▸ **Task description**
Reproduce every record exactly as it appears, but not the pictures.

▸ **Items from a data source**
--- BEGIN ---

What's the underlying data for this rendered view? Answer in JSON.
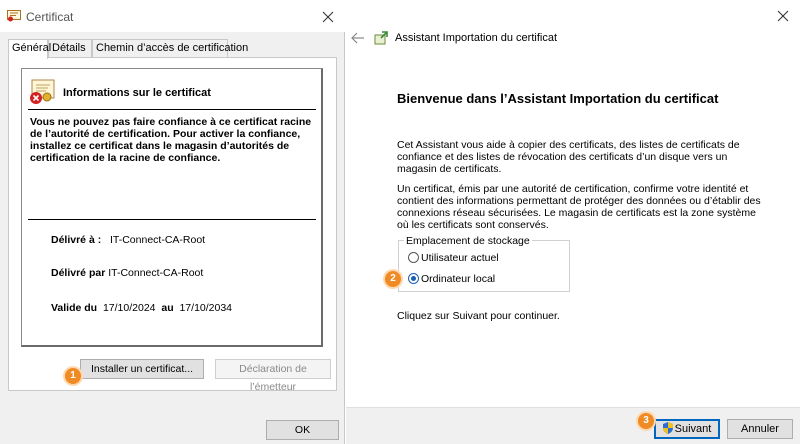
{
  "certificate_window": {
    "title": "Certificat",
    "tabs": [
      {
        "label": "Général",
        "active": true
      },
      {
        "label": "Détails",
        "active": false
      },
      {
        "label": "Chemin d’accès de certification",
        "active": false
      }
    ],
    "info_heading": "Informations sur le certificat",
    "warning": "Vous ne pouvez pas faire confiance à ce certificat racine de l’autorité de certification. Pour activer la confiance, installez ce certificat dans le magasin d’autorités de certification de la racine de confiance.",
    "issued_to_label": "Délivré à :",
    "issued_to_value": "IT-Connect-CA-Root",
    "issued_by_label": "Délivré par",
    "issued_by_value": "IT-Connect-CA-Root",
    "valid_from_label": "Valide du",
    "valid_from_value": "17/10/2024",
    "valid_to_label": "au",
    "valid_to_value": "17/10/2034",
    "install_button": "Installer un certificat...",
    "issuer_statement_button": "Déclaration de l’émetteur",
    "ok_button": "OK"
  },
  "wizard_window": {
    "title": "Assistant Importation du certificat",
    "heading": "Bienvenue dans l’Assistant Importation du certificat",
    "paragraph1": "Cet Assistant vous aide à copier des certificats, des listes de certificats de confiance et des listes de révocation des certificats d’un disque vers un magasin de certificats.",
    "paragraph2": "Un certificat, émis par une autorité de certification, confirme votre identité et contient des informations permettant de protéger des données ou d’établir des connexions réseau sécurisées. Le magasin de certificats est la zone système où les certificats sont conservés.",
    "storage_legend": "Emplacement de stockage",
    "storage_options": [
      {
        "label": "Utilisateur actuel",
        "checked": false
      },
      {
        "label": "Ordinateur local",
        "checked": true
      }
    ],
    "continue_text": "Cliquez sur Suivant pour continuer.",
    "next_button": "Suivant",
    "cancel_button": "Annuler"
  },
  "step_badges": [
    "1",
    "2",
    "3"
  ],
  "colors": {
    "accent": "#0067c0",
    "badge": "#f08a24",
    "radio_checked": "#1a5fb4"
  },
  "icons": {
    "title_icon": "certificate-icon",
    "close": "close-icon",
    "back": "back-arrow-icon",
    "wizard_icon": "certificate-wizard-icon",
    "next_shield": "uac-shield-icon"
  }
}
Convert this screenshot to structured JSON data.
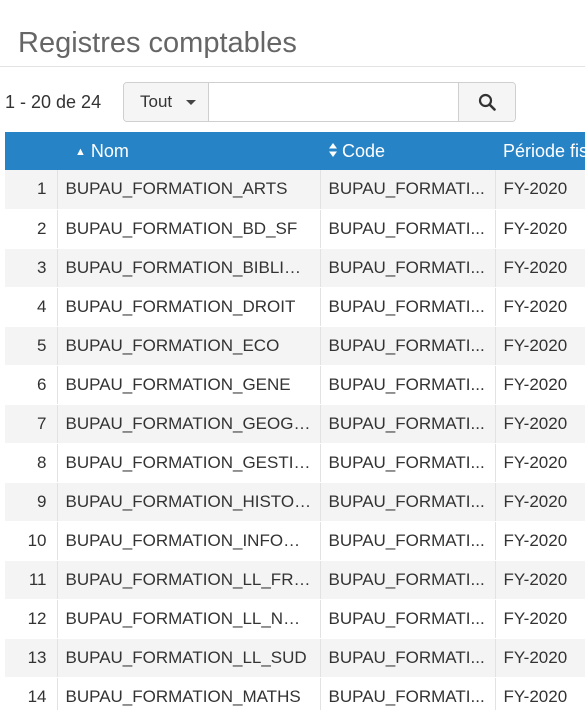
{
  "page": {
    "title": "Registres comptables"
  },
  "toolbar": {
    "range": "1 - 20 de 24",
    "scope": "Tout",
    "search_value": "",
    "search_placeholder": ""
  },
  "table": {
    "columns": [
      {
        "label": "Nom",
        "sort": "asc"
      },
      {
        "label": "Code",
        "sort": "both"
      },
      {
        "label": "Période fis",
        "sort": "none"
      }
    ],
    "rows": [
      {
        "index": "1",
        "nom": "BUPAU_FORMATION_ARTS",
        "code": "BUPAU_FORMATI...",
        "periode": "FY-2020"
      },
      {
        "index": "2",
        "nom": "BUPAU_FORMATION_BD_SF",
        "code": "BUPAU_FORMATI...",
        "periode": "FY-2020"
      },
      {
        "index": "3",
        "nom": "BUPAU_FORMATION_BIBLIOT...",
        "code": "BUPAU_FORMATI...",
        "periode": "FY-2020"
      },
      {
        "index": "4",
        "nom": "BUPAU_FORMATION_DROIT",
        "code": "BUPAU_FORMATI...",
        "periode": "FY-2020"
      },
      {
        "index": "5",
        "nom": "BUPAU_FORMATION_ECO",
        "code": "BUPAU_FORMATI...",
        "periode": "FY-2020"
      },
      {
        "index": "6",
        "nom": "BUPAU_FORMATION_GENE",
        "code": "BUPAU_FORMATI...",
        "periode": "FY-2020"
      },
      {
        "index": "7",
        "nom": "BUPAU_FORMATION_GEOGR...",
        "code": "BUPAU_FORMATI...",
        "periode": "FY-2020"
      },
      {
        "index": "8",
        "nom": "BUPAU_FORMATION_GESTION",
        "code": "BUPAU_FORMATI...",
        "periode": "FY-2020"
      },
      {
        "index": "9",
        "nom": "BUPAU_FORMATION_HISTOIR...",
        "code": "BUPAU_FORMATI...",
        "periode": "FY-2020"
      },
      {
        "index": "10",
        "nom": "BUPAU_FORMATION_INFORM...",
        "code": "BUPAU_FORMATI...",
        "periode": "FY-2020"
      },
      {
        "index": "11",
        "nom": "BUPAU_FORMATION_LL_FRA...",
        "code": "BUPAU_FORMATI...",
        "periode": "FY-2020"
      },
      {
        "index": "12",
        "nom": "BUPAU_FORMATION_LL_NORD",
        "code": "BUPAU_FORMATI...",
        "periode": "FY-2020"
      },
      {
        "index": "13",
        "nom": "BUPAU_FORMATION_LL_SUD",
        "code": "BUPAU_FORMATI...",
        "periode": "FY-2020"
      },
      {
        "index": "14",
        "nom": "BUPAU_FORMATION_MATHS",
        "code": "BUPAU_FORMATI...",
        "periode": "FY-2020"
      }
    ]
  },
  "colors": {
    "header_bg": "#2683c6",
    "row_alt": "#f4f4f4"
  },
  "icons": {
    "search": "search-icon",
    "dropdown": "chevron-down-icon",
    "sort_asc": "sort-asc-icon",
    "sort_both": "sort-both-icon"
  }
}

--- END ---

▸ **Full answer**
What's the underlying data for this rendered view? Answer in JSON.
{
  "certificate_window": {
    "title": "Certificat",
    "tabs": [
      {
        "label": "Général",
        "active": true
      },
      {
        "label": "Détails",
        "active": false
      },
      {
        "label": "Chemin d’accès de certification",
        "active": false
      }
    ],
    "info_heading": "Informations sur le certificat",
    "warning": "Vous ne pouvez pas faire confiance à ce certificat racine de l’autorité de certification. Pour activer la confiance, installez ce certificat dans le magasin d’autorités de certification de la racine de confiance.",
    "issued_to_label": "Délivré à :",
    "issued_to_value": "IT-Connect-CA-Root",
    "issued_by_label": "Délivré par",
    "issued_by_value": "IT-Connect-CA-Root",
    "valid_from_label": "Valide du",
    "valid_from_value": "17/10/2024",
    "valid_to_label": "au",
    "valid_to_value": "17/10/2034",
    "install_button": "Installer un certificat...",
    "issuer_statement_button": "Déclaration de l’émetteur",
    "ok_button": "OK"
  },
  "wizard_window": {
    "title": "Assistant Importation du certificat",
    "heading": "Bienvenue dans l’Assistant Importation du certificat",
    "paragraph1": "Cet Assistant vous aide à copier des certificats, des listes de certificats de confiance et des listes de révocation des certificats d’un disque vers un magasin de certificats.",
    "paragraph2": "Un certificat, émis par une autorité de certification, confirme votre identité et contient des informations permettant de protéger des données ou d’établir des connexions réseau sécurisées. Le magasin de certificats est la zone système où les certificats sont conservés.",
    "storage_legend": "Emplacement de stockage",
    "storage_options": [
      {
        "label": "Utilisateur actuel",
        "checked": false
      },
      {
        "label": "Ordinateur local",
        "checked": true
      }
    ],
    "continue_text": "Cliquez sur Suivant pour continuer.",
    "next_button": "Suivant",
    "cancel_button": "Annuler"
  },
  "step_badges": [
    "1",
    "2",
    "3"
  ],
  "colors": {
    "accent": "#0067c0",
    "badge": "#f08a24",
    "radio_checked": "#1a5fb4"
  },
  "icons": {
    "title_icon": "certificate-icon",
    "close": "close-icon",
    "back": "back-arrow-icon",
    "wizard_icon": "certificate-wizard-icon",
    "next_shield": "uac-shield-icon"
  }
}
Convert this screenshot to structured JSON data.
{
  "page": {
    "title": "Registres comptables"
  },
  "toolbar": {
    "range": "1 - 20 de 24",
    "scope": "Tout",
    "search_value": "",
    "search_placeholder": ""
  },
  "table": {
    "columns": [
      {
        "label": "Nom",
        "sort": "asc"
      },
      {
        "label": "Code",
        "sort": "both"
      },
      {
        "label": "Période fis",
        "sort": "none"
      }
    ],
    "rows": [
      {
        "index": "1",
        "nom": "BUPAU_FORMATION_ARTS",
        "code": "BUPAU_FORMATI...",
        "periode": "FY-2020"
      },
      {
        "index": "2",
        "nom": "BUPAU_FORMATION_BD_SF",
        "code": "BUPAU_FORMATI...",
        "periode": "FY-2020"
      },
      {
        "index": "3",
        "nom": "BUPAU_FORMATION_BIBLIOT...",
        "code": "BUPAU_FORMATI...",
        "periode": "FY-2020"
      },
      {
        "index": "4",
        "nom": "BUPAU_FORMATION_DROIT",
        "code": "BUPAU_FORMATI...",
        "periode": "FY-2020"
      },
      {
        "index": "5",
        "nom": "BUPAU_FORMATION_ECO",
        "code": "BUPAU_FORMATI...",
        "periode": "FY-2020"
      },
      {
        "index": "6",
        "nom": "BUPAU_FORMATION_GENE",
        "code": "BUPAU_FORMATI...",
        "periode": "FY-2020"
      },
      {
        "index": "7",
        "nom": "BUPAU_FORMATION_GEOGR...",
        "code": "BUPAU_FORMATI...",
        "periode": "FY-2020"
      },
      {
        "index": "8",
        "nom": "BUPAU_FORMATION_GESTION",
        "code": "BUPAU_FORMATI...",
        "periode": "FY-2020"
      },
      {
        "index": "9",
        "nom": "BUPAU_FORMATION_HISTOIR...",
        "code": "BUPAU_FORMATI...",
        "periode": "FY-2020"
      },
      {
        "index": "10",
        "nom": "BUPAU_FORMATION_INFORM...",
        "code": "BUPAU_FORMATI...",
        "periode": "FY-2020"
      },
      {
        "index": "11",
        "nom": "BUPAU_FORMATION_LL_FRA...",
        "code": "BUPAU_FORMATI...",
        "periode": "FY-2020"
      },
      {
        "index": "12",
        "nom": "BUPAU_FORMATION_LL_NORD",
        "code": "BUPAU_FORMATI...",
        "periode": "FY-2020"
      },
      {
        "index": "13",
        "nom": "BUPAU_FORMATION_LL_SUD",
        "code": "BUPAU_FORMATI...",
        "periode": "FY-2020"
      },
      {
        "index": "14",
        "nom": "BUPAU_FORMATION_MATHS",
        "code": "BUPAU_FORMATI...",
        "periode": "FY-2020"
      }
    ]
  },
  "colors": {
    "header_bg": "#2683c6",
    "row_alt": "#f4f4f4"
  },
  "icons": {
    "search": "search-icon",
    "dropdown": "chevron-down-icon",
    "sort_asc": "sort-asc-icon",
    "sort_both": "sort-both-icon"
  }
}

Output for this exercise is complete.